**Records to process**
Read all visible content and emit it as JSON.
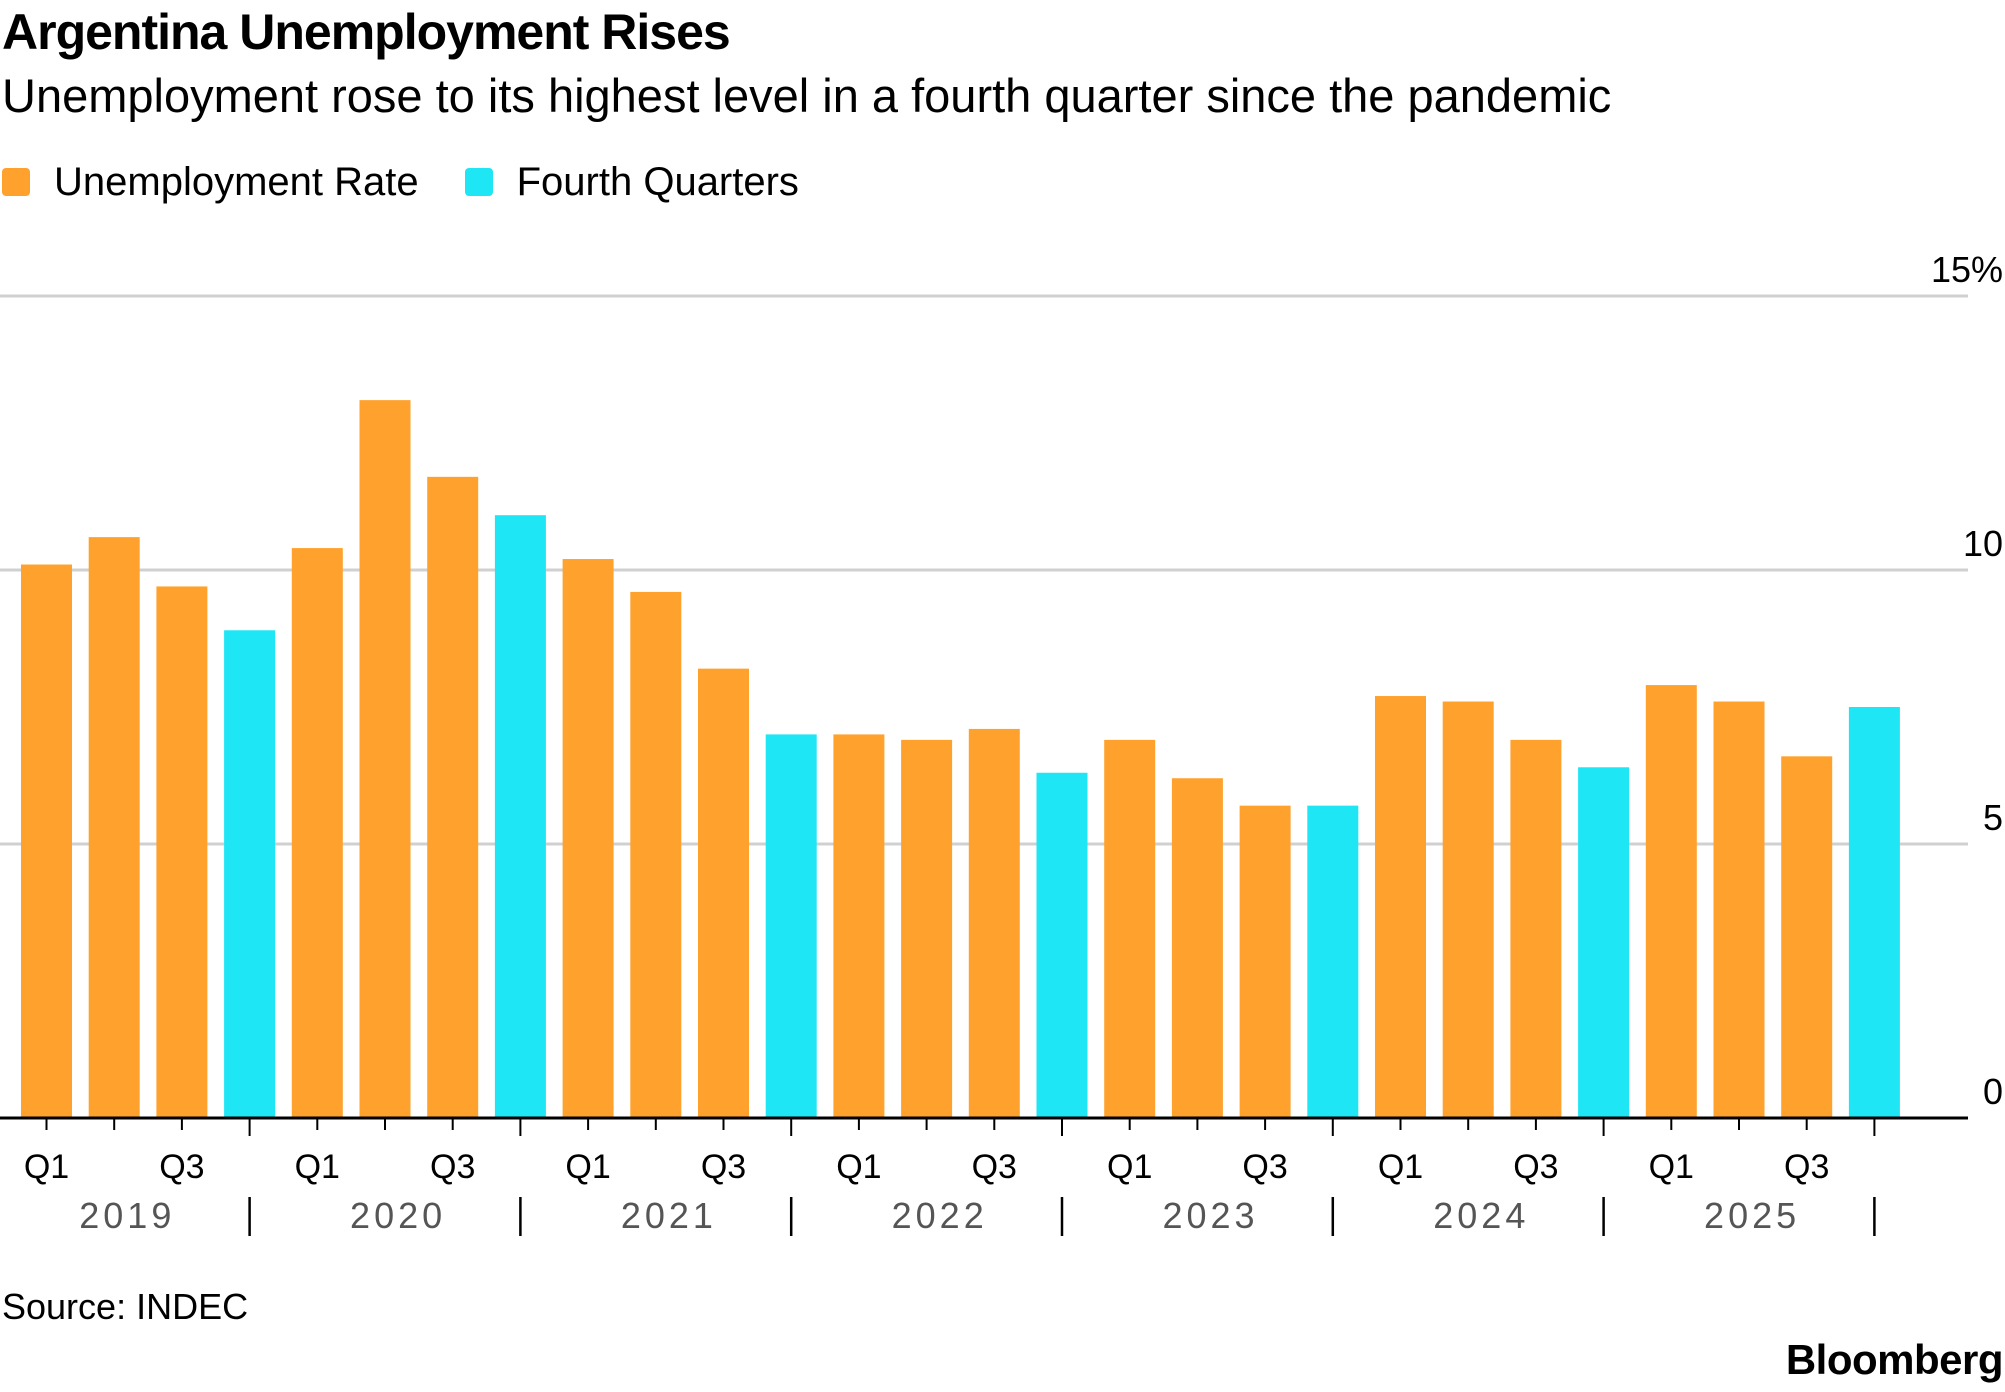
{
  "title": "Argentina Unemployment Rises",
  "subtitle": "Unemployment rose to its highest level in a fourth quarter since the pandemic",
  "legend": [
    {
      "label": "Unemployment Rate",
      "color": "#FFA22D"
    },
    {
      "label": "Fourth Quarters",
      "color": "#1EE6F5"
    }
  ],
  "source": "Source: INDEC",
  "logo": "Bloomberg",
  "chart_data": {
    "type": "bar",
    "unit": "%",
    "ylim": [
      0,
      15
    ],
    "yticks": [
      0,
      5,
      10,
      15
    ],
    "ytick_labels": [
      "0",
      "5",
      "10",
      "15%"
    ],
    "grid": true,
    "x_tick_labels": [
      "Q1",
      "Q3"
    ],
    "years": [
      "2019",
      "2020",
      "2021",
      "2022",
      "2023",
      "2024",
      "2025"
    ],
    "categories": [
      "2019 Q1",
      "2019 Q2",
      "2019 Q3",
      "2019 Q4",
      "2020 Q1",
      "2020 Q2",
      "2020 Q3",
      "2020 Q4",
      "2021 Q1",
      "2021 Q2",
      "2021 Q3",
      "2021 Q4",
      "2022 Q1",
      "2022 Q2",
      "2022 Q3",
      "2022 Q4",
      "2023 Q1",
      "2023 Q2",
      "2023 Q3",
      "2023 Q4",
      "2024 Q1",
      "2024 Q2",
      "2024 Q3",
      "2024 Q4",
      "2025 Q1",
      "2025 Q2",
      "2025 Q3",
      "2025 Q4"
    ],
    "series": [
      {
        "name": "Unemployment Rate",
        "color": "#FFA22D",
        "values": [
          10.1,
          10.6,
          9.7,
          null,
          10.4,
          13.1,
          11.7,
          null,
          10.2,
          9.6,
          8.2,
          null,
          7.0,
          6.9,
          7.1,
          null,
          6.9,
          6.2,
          5.7,
          null,
          7.7,
          7.6,
          6.9,
          null,
          7.9,
          7.6,
          6.6,
          null
        ]
      },
      {
        "name": "Fourth Quarters",
        "color": "#1EE6F5",
        "values": [
          null,
          null,
          null,
          8.9,
          null,
          null,
          null,
          11.0,
          null,
          null,
          null,
          7.0,
          null,
          null,
          null,
          6.3,
          null,
          null,
          null,
          5.7,
          null,
          null,
          null,
          6.4,
          null,
          null,
          null,
          7.5
        ]
      }
    ]
  }
}
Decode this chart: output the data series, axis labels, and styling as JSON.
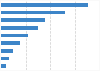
{
  "values": [
    13,
    9.5,
    6.5,
    5.5,
    4.0,
    2.8,
    1.8,
    1.2,
    0.8
  ],
  "bar_color": "#3d85c8",
  "background_color": "#f9f9f9",
  "plot_bg_color": "#ffffff",
  "grid_color": "#cccccc",
  "figsize": [
    1.0,
    0.71
  ],
  "dpi": 100
}
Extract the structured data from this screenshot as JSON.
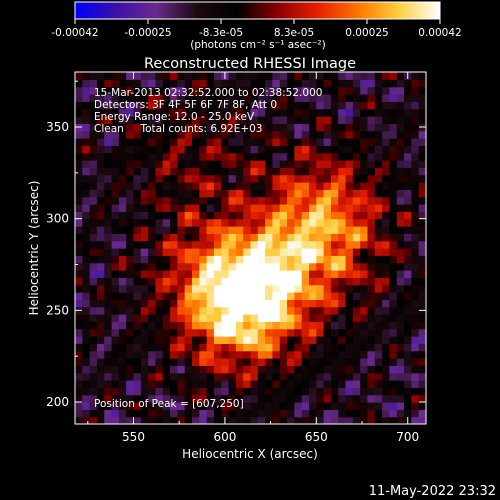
{
  "chart_data": {
    "type": "heatmap",
    "title": "Reconstructed RHESSI Image",
    "xlabel": "Heliocentric X (arcsec)",
    "ylabel": "Heliocentric Y (arcsec)",
    "xlim": [
      518,
      710
    ],
    "ylim": [
      188,
      380
    ],
    "xticks": [
      550,
      600,
      650,
      700
    ],
    "yticks": [
      200,
      250,
      300,
      350
    ],
    "colorbar": {
      "min": -0.00042,
      "max": 0.00042,
      "ticks": [
        "-0.00042",
        "-0.00025",
        "-8.3e-05",
        "8.3e-05",
        "0.00025",
        "0.00042"
      ],
      "unit_label": "(photons cm⁻² s⁻¹ asec⁻²)",
      "colormap": [
        "#0000ff",
        "#3a10a8",
        "#6a2a8e",
        "#1a0a10",
        "#000000",
        "#8a0000",
        "#e62000",
        "#ff7800",
        "#ffd040",
        "#ffffff"
      ]
    },
    "annotations": {
      "time_range": "15-Mar-2013 02:32:52.000 to 02:38:52.000",
      "detectors": "Detectors: 3F 4F 5F 6F 7F 8F, Att 0",
      "energy_range": "Energy Range: 12.0 - 25.0 keV",
      "method_counts": "Clean     Total counts: 6.92E+03",
      "peak_position": "Position of Peak = [607,250]"
    },
    "sources": [
      {
        "x": 607,
        "y": 250,
        "value": 0.00042
      },
      {
        "x": 625,
        "y": 268,
        "value": 0.0003
      },
      {
        "x": 652,
        "y": 305,
        "value": 0.00026
      },
      {
        "x": 660,
        "y": 285,
        "value": 0.00015
      },
      {
        "x": 590,
        "y": 275,
        "value": 0.00016
      },
      {
        "x": 580,
        "y": 335,
        "value": 0.00012
      }
    ]
  },
  "footer_timestamp": "11-May-2022 23:32"
}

**The problem**
Reproduce each record from above exactly; pictures do not belong in the copy.

**Answer to this problem**
Read all visible content and emit it as JSON.
{
  "title": "Argentina Unemployment Rises",
  "subtitle": "Unemployment rose to its highest level in a fourth quarter since the pandemic",
  "legend": [
    {
      "label": "Unemployment Rate",
      "color": "#FFA22D"
    },
    {
      "label": "Fourth Quarters",
      "color": "#1EE6F5"
    }
  ],
  "source": "Source: INDEC",
  "logo": "Bloomberg",
  "chart_data": {
    "type": "bar",
    "unit": "%",
    "ylim": [
      0,
      15
    ],
    "yticks": [
      0,
      5,
      10,
      15
    ],
    "ytick_labels": [
      "0",
      "5",
      "10",
      "15%"
    ],
    "grid": true,
    "x_tick_labels": [
      "Q1",
      "Q3"
    ],
    "years": [
      "2019",
      "2020",
      "2021",
      "2022",
      "2023",
      "2024",
      "2025"
    ],
    "categories": [
      "2019 Q1",
      "2019 Q2",
      "2019 Q3",
      "2019 Q4",
      "2020 Q1",
      "2020 Q2",
      "2020 Q3",
      "2020 Q4",
      "2021 Q1",
      "2021 Q2",
      "2021 Q3",
      "2021 Q4",
      "2022 Q1",
      "2022 Q2",
      "2022 Q3",
      "2022 Q4",
      "2023 Q1",
      "2023 Q2",
      "2023 Q3",
      "2023 Q4",
      "2024 Q1",
      "2024 Q2",
      "2024 Q3",
      "2024 Q4",
      "2025 Q1",
      "2025 Q2",
      "2025 Q3",
      "2025 Q4"
    ],
    "series": [
      {
        "name": "Unemployment Rate",
        "color": "#FFA22D",
        "values": [
          10.1,
          10.6,
          9.7,
          null,
          10.4,
          13.1,
          11.7,
          null,
          10.2,
          9.6,
          8.2,
          null,
          7.0,
          6.9,
          7.1,
          null,
          6.9,
          6.2,
          5.7,
          null,
          7.7,
          7.6,
          6.9,
          null,
          7.9,
          7.6,
          6.6,
          null
        ]
      },
      {
        "name": "Fourth Quarters",
        "color": "#1EE6F5",
        "values": [
          null,
          null,
          null,
          8.9,
          null,
          null,
          null,
          11.0,
          null,
          null,
          null,
          7.0,
          null,
          null,
          null,
          6.3,
          null,
          null,
          null,
          5.7,
          null,
          null,
          null,
          6.4,
          null,
          null,
          null,
          7.5
        ]
      }
    ]
  }
}
Decode this chart: output the data series, axis labels, and styling as JSON.
{
  "values": [
    13,
    9.5,
    6.5,
    5.5,
    4.0,
    2.8,
    1.8,
    1.2,
    0.8
  ],
  "bar_color": "#3d85c8",
  "background_color": "#f9f9f9",
  "plot_bg_color": "#ffffff",
  "grid_color": "#cccccc",
  "figsize": [
    1.0,
    0.71
  ],
  "dpi": 100
}
Extract the structured data from this screenshot as JSON.
{
  "chart_data": {
    "type": "heatmap",
    "title": "Reconstructed RHESSI Image",
    "xlabel": "Heliocentric X (arcsec)",
    "ylabel": "Heliocentric Y (arcsec)",
    "xlim": [
      518,
      710
    ],
    "ylim": [
      188,
      380
    ],
    "xticks": [
      550,
      600,
      650,
      700
    ],
    "yticks": [
      200,
      250,
      300,
      350
    ],
    "colorbar": {
      "min": -0.00042,
      "max": 0.00042,
      "ticks": [
        "-0.00042",
        "-0.00025",
        "-8.3e-05",
        "8.3e-05",
        "0.00025",
        "0.00042"
      ],
      "unit_label": "(photons cm⁻² s⁻¹ asec⁻²)",
      "colormap": [
        "#0000ff",
        "#3a10a8",
        "#6a2a8e",
        "#1a0a10",
        "#000000",
        "#8a0000",
        "#e62000",
        "#ff7800",
        "#ffd040",
        "#ffffff"
      ]
    },
    "annotations": {
      "time_range": "15-Mar-2013 02:32:52.000 to 02:38:52.000",
      "detectors": "Detectors: 3F 4F 5F 6F 7F 8F, Att 0",
      "energy_range": "Energy Range: 12.0 - 25.0 keV",
      "method_counts": "Clean     Total counts: 6.92E+03",
      "peak_position": "Position of Peak = [607,250]"
    },
    "sources": [
      {
        "x": 607,
        "y": 250,
        "value": 0.00042
      },
      {
        "x": 625,
        "y": 268,
        "value": 0.0003
      },
      {
        "x": 652,
        "y": 305,
        "value": 0.00026
      },
      {
        "x": 660,
        "y": 285,
        "value": 0.00015
      },
      {
        "x": 590,
        "y": 275,
        "value": 0.00016
      },
      {
        "x": 580,
        "y": 335,
        "value": 0.00012
      }
    ]
  },
  "footer_timestamp": "11-May-2022 23:32"
}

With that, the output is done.